GIVEN EXERCISE: Set down each entry exactly as given; pictures should not appear in the copy.

Stored records:
<<<<
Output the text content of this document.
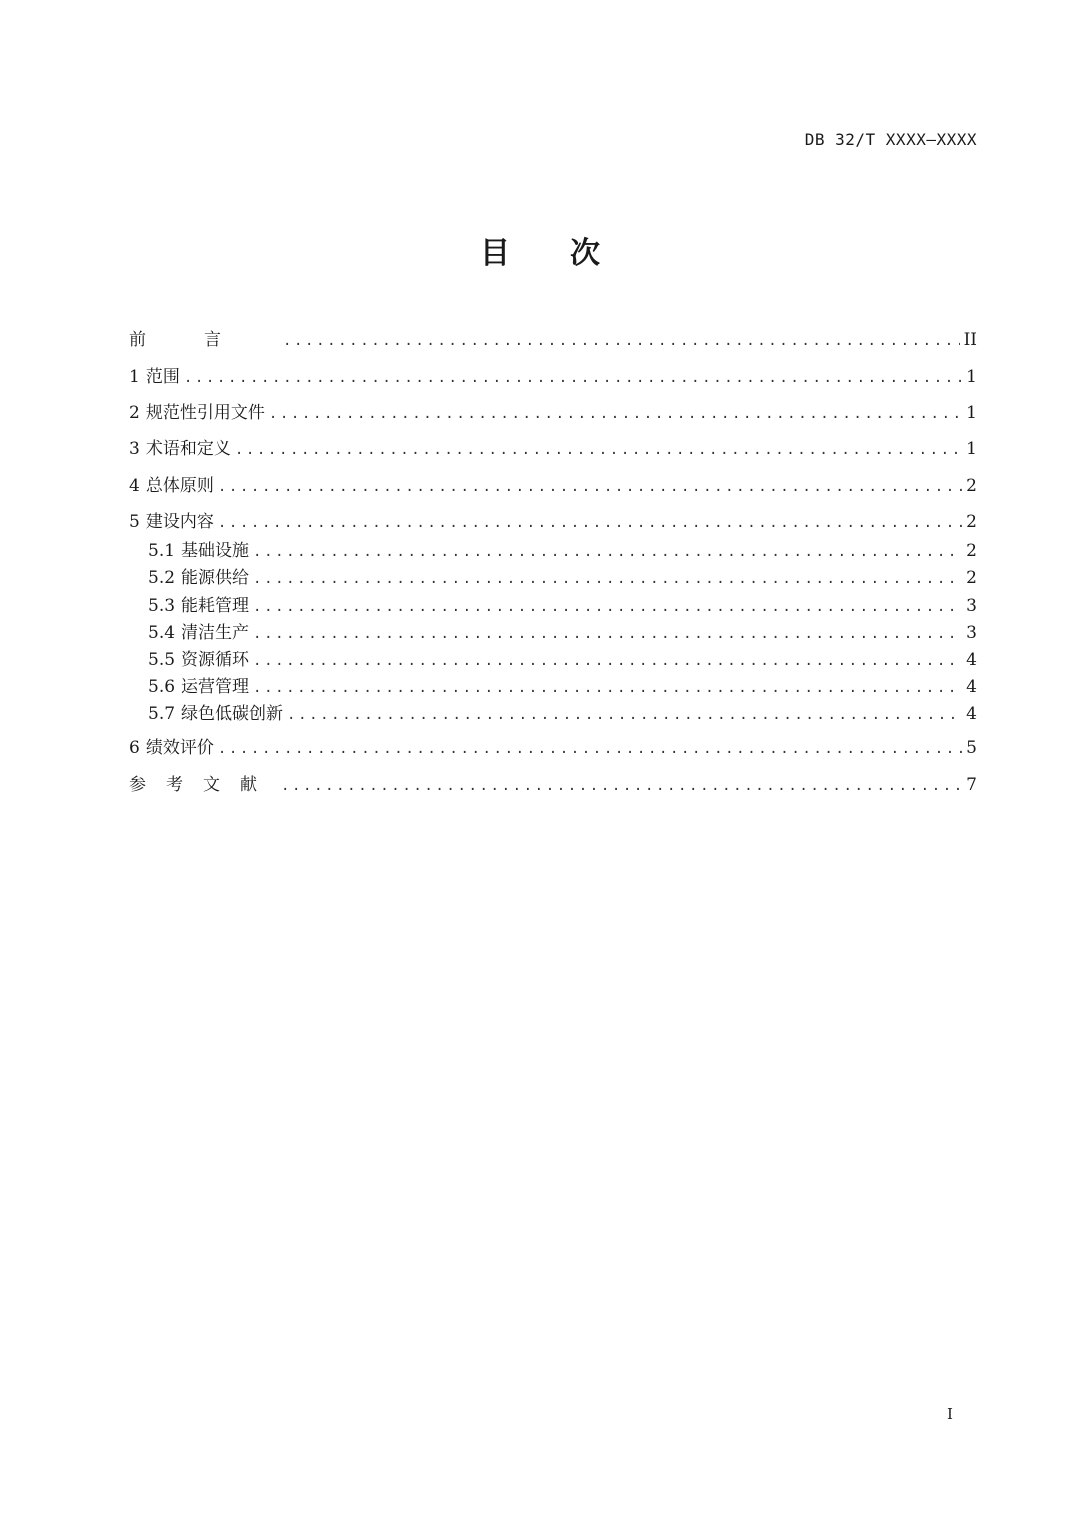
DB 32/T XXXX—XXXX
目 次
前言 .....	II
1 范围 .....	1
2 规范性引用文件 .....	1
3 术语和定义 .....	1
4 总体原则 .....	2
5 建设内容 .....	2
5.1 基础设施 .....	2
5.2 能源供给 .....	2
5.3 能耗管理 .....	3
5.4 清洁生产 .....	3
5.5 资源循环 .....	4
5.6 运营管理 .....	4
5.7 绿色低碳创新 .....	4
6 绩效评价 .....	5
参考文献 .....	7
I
>>>>
WRITTEN ANSWER:
Output the text content of this document.
DB 32/T XXXX—XXXX
目 次
前言 .....	II
1 范围 .....	1
2 规范性引用文件 .....	1
3 术语和定义 .....	1
4 总体原则 .....	2
5 建设内容 .....	2
5.1 基础设施 .....	2
5.2 能源供给 .....	2
5.3 能耗管理 .....	3
5.4 清洁生产 .....	3
5.5 资源循环 .....	4
5.6 运营管理 .....	4
5.7 绿色低碳创新 .....	4
6 绩效评价 .....	5
参考文献 .....	7
I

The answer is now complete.